● EXERCISE PROMPT
Find the lines containing "卫生相关占整体基建投资比重" and say how many there are, with no other words.

— START MATERIAL PROVIDED —

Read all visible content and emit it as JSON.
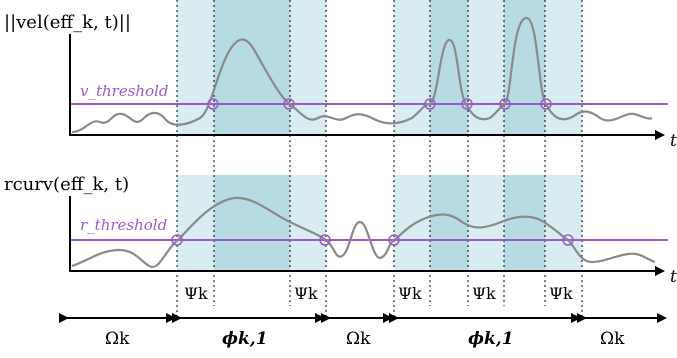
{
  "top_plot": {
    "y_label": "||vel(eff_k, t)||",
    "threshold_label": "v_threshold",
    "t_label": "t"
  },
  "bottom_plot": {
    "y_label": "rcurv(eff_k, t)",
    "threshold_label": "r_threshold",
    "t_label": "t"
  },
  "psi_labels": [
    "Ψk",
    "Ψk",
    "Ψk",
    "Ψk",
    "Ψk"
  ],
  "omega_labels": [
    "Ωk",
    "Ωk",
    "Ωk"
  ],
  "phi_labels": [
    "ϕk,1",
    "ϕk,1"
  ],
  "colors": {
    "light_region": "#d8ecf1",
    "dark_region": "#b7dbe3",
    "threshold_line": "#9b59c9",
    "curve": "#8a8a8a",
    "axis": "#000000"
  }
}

— END MATERIAL PROVIDED —
— START MATERIAL PROVIDED —

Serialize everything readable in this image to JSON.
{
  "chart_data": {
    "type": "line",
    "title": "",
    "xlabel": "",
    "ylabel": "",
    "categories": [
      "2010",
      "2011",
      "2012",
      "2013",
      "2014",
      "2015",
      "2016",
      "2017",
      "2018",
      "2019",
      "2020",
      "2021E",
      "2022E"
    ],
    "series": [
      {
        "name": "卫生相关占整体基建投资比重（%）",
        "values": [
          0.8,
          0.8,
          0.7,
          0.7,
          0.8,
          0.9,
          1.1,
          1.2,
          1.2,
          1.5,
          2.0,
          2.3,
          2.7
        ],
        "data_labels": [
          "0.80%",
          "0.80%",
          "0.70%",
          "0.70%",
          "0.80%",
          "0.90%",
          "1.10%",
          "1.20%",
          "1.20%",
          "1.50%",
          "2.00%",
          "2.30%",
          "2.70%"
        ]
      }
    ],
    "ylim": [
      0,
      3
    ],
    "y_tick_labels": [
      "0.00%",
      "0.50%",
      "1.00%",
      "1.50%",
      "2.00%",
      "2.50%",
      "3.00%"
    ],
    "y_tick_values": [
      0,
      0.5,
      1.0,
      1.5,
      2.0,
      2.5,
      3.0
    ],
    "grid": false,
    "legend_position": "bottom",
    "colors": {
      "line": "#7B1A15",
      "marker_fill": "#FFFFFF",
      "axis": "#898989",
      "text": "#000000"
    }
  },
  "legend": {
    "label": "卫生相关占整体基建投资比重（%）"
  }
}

— END MATERIAL PROVIDED —

● RESULT
2